··· Provided passage

The busiest crossing point between Portugal and Spain is Tui-Valença, with the main international bridge concentrating half of the total international road traffic between both countries. Other important crossings are Vilar Formoso - Fuentes de Oñoro, Caminha and Bragança to Galicia, Portalegre and Elvas to Badajoz, and Castro Marim and Vila Real de Santo António to Ayamonte.

Bridges across the border include the Guadiana International Bridge and the Lower Guadiana International bridge.

An international bridge connects the Portuguese village of Várzea Grande (Arronches municipality) with the Spanish village of El Marco (La Codosera municipality). It is a wooden bridge only 3.2 meters long.

A zipline across the border exists between Sanlucar de Guadiana in Spain and Alcoutim in Portugal; it is the first and currently only zip line over an international border.

······
··· Record extracts

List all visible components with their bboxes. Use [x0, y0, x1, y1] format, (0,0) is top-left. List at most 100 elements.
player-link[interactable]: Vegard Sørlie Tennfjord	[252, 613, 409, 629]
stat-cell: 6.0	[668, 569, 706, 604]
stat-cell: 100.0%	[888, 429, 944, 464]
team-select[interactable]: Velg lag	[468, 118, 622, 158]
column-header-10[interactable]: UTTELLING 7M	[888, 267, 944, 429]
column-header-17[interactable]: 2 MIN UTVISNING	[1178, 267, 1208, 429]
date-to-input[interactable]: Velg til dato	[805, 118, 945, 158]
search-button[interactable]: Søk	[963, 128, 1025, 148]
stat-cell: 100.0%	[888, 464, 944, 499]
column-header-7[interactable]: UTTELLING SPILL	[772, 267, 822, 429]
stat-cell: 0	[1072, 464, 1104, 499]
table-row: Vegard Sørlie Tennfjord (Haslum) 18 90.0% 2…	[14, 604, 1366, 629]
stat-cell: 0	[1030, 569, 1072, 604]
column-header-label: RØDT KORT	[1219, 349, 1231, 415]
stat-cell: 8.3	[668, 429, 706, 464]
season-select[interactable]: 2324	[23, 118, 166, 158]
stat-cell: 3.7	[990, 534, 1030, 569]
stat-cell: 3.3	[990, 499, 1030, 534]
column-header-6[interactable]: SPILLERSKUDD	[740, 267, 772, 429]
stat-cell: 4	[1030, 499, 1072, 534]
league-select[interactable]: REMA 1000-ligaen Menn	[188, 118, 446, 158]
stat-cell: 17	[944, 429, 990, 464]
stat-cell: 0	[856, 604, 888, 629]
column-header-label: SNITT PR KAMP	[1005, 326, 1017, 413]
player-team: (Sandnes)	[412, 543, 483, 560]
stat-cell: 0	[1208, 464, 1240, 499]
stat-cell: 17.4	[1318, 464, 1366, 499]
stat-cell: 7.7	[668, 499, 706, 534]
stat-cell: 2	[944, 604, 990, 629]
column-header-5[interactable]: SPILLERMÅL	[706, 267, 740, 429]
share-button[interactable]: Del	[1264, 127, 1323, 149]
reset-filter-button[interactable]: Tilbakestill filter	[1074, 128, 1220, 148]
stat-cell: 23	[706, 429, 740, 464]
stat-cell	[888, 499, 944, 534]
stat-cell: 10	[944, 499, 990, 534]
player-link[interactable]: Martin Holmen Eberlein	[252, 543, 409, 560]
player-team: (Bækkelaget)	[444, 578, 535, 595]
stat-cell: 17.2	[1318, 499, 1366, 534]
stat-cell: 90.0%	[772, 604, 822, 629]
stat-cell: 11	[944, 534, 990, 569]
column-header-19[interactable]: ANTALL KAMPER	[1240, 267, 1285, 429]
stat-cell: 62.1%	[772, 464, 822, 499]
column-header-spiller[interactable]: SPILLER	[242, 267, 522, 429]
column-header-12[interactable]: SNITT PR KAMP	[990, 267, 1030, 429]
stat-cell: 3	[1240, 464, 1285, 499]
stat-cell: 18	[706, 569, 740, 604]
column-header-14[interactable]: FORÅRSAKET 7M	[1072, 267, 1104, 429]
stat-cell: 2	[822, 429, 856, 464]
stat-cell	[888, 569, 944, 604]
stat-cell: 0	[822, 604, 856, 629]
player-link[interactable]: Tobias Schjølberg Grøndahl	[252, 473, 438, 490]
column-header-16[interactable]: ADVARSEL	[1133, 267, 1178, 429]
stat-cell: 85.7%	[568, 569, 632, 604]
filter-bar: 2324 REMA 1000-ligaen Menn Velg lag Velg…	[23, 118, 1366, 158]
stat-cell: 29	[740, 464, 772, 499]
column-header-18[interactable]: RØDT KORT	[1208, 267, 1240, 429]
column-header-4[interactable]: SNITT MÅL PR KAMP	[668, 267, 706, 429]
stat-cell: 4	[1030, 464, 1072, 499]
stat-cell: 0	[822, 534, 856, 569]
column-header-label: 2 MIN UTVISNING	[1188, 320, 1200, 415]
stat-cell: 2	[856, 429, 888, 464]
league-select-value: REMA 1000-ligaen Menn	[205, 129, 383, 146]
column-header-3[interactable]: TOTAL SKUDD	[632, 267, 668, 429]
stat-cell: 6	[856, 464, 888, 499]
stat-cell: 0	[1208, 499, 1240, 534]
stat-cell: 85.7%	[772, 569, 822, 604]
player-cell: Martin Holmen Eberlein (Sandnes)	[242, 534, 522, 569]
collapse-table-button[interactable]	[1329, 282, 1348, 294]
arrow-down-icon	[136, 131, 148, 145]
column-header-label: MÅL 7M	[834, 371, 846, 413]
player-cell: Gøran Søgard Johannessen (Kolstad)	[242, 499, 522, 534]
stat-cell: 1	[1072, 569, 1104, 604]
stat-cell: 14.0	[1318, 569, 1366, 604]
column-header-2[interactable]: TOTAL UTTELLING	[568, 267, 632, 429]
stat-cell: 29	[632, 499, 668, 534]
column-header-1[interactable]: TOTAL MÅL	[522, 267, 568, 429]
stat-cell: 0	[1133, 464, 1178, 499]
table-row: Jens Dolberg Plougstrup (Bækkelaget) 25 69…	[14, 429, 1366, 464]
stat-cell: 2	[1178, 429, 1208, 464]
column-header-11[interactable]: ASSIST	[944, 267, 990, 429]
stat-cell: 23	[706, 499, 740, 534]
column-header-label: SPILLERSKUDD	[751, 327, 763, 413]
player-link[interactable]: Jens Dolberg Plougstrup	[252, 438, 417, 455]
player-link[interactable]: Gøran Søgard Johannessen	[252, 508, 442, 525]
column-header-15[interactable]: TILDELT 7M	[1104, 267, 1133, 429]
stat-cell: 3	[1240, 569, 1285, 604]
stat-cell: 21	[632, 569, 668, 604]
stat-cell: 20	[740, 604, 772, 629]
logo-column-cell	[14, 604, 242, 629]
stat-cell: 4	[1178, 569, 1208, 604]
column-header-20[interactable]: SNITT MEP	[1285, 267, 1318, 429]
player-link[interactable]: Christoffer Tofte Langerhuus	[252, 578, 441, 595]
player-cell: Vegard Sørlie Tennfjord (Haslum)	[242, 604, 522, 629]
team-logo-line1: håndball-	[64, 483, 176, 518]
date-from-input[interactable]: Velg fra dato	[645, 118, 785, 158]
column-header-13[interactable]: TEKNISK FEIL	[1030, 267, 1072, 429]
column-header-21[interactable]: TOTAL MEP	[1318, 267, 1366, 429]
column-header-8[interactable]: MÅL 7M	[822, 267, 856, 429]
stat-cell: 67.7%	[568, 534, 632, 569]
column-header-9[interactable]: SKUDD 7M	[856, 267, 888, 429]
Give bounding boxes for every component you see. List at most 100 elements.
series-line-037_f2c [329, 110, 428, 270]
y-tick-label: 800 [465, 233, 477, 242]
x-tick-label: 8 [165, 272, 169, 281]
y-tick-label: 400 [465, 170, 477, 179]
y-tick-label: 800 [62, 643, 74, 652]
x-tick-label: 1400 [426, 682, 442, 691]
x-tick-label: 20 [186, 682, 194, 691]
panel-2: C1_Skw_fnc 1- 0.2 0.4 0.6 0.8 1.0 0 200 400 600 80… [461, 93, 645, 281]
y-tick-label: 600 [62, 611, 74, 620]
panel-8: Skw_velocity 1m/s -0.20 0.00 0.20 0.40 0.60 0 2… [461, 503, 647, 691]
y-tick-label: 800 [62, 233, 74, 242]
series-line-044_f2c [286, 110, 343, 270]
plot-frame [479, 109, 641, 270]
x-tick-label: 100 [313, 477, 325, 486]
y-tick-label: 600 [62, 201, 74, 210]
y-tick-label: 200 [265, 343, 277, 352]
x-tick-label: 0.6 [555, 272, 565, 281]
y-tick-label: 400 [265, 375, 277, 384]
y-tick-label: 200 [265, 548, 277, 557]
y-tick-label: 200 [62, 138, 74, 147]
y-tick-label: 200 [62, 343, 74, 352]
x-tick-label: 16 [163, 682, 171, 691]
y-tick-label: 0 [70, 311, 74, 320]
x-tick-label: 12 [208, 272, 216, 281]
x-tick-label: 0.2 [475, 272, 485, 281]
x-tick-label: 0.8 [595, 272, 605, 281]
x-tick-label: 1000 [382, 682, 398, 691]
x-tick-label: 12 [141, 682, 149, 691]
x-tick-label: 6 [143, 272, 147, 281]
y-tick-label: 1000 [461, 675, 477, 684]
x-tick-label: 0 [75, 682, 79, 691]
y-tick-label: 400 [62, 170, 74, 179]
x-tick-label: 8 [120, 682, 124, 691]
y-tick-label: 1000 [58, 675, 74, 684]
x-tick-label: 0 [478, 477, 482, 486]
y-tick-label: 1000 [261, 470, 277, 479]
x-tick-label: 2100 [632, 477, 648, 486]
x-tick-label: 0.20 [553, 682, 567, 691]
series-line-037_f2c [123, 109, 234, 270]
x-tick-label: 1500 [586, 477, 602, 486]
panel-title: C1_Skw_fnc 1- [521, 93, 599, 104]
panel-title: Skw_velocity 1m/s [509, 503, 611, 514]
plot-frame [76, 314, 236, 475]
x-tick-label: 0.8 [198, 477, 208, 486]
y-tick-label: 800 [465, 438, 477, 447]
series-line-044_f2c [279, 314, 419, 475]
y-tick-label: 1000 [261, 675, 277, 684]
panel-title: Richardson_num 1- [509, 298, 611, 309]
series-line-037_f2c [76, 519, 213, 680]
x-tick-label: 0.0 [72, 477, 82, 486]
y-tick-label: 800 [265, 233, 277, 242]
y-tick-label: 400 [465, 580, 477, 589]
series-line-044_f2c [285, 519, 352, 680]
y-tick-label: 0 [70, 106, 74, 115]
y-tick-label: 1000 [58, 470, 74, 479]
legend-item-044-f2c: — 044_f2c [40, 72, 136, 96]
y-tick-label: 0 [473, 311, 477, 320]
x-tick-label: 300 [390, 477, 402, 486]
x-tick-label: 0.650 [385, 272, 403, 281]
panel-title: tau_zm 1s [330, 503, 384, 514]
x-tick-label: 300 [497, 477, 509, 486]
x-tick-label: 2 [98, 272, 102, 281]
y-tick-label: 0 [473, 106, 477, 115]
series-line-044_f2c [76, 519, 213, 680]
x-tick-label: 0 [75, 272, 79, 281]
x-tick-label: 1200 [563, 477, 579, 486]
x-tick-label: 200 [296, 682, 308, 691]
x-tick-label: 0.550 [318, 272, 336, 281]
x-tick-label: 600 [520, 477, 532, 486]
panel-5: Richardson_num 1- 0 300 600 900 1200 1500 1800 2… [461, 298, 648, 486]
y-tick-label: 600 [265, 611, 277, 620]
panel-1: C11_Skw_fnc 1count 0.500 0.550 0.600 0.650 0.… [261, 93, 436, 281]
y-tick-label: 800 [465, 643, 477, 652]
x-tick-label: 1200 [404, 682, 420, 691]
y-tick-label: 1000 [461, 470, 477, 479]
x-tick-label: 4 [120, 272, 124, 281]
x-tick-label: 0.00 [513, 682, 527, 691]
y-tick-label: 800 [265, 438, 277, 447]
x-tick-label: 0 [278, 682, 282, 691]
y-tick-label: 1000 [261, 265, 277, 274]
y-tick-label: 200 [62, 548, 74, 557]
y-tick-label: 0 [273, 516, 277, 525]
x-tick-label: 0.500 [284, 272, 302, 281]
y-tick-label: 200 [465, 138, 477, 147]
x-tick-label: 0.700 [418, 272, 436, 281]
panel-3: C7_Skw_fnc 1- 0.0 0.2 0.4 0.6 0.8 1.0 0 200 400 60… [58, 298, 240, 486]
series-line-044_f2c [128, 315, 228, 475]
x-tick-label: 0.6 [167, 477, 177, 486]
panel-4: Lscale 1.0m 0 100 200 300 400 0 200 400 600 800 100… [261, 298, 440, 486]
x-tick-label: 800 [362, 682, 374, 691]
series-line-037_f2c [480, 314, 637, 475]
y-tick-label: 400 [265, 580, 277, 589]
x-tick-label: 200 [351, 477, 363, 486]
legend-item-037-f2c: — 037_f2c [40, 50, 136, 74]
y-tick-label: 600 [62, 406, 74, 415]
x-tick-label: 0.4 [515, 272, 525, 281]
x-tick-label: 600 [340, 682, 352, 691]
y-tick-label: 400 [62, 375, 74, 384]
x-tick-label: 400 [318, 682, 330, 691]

······

_Problems and tasks_.
- a) Could you retype the part of the passage on Portugal–Spain border crossings that opens with the words containing "Bridges across the" and closes with "3.2 meters long."?
- b) In the passage on Portugal–Spain border crossings, which places does the first paragraph name right after the word "to"?

_Answers to the problems_.
- a)
Bridges across the border include the Guadiana International Bridge and the Lower Guadiana International bridge.

An international bridge connects the Portuguese village of Várzea Grande (Arronches municipality) with the Spanish village of El Marco (La Codosera municipality). It is a wooden bridge only 3.2 meters long.

- b) Galicia, Badajoz, Ayamonte